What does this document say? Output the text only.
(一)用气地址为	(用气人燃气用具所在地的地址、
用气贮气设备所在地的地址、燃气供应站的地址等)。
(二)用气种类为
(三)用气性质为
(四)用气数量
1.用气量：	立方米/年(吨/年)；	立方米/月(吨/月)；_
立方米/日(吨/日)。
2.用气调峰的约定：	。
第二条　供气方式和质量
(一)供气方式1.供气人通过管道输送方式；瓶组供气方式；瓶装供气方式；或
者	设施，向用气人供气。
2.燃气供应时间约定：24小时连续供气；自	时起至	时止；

####

*WRITTEN INSTRUCTION*:
Send back each record exactly as it stands.

*EXPECTED ANSWER*:
What does this document say? Output the text only.
(一)用气地址为	(用气人燃气用具所在地的地址、
用气贮气设备所在地的地址、燃气供应站的地址等)。
(二)用气种类为
(三)用气性质为
(四)用气数量
1.用气量：	立方米/年(吨/年)；	立方米/月(吨/月)；_
立方米/日(吨/日)。
2.用气调峰的约定：	。
第二条　供气方式和质量
(一)供气方式1.供气人通过管道输送方式；瓶组供气方式；瓶装供气方式；或
者	设施，向用气人供气。
2.燃气供应时间约定：24小时连续供气；自	时起至	时止；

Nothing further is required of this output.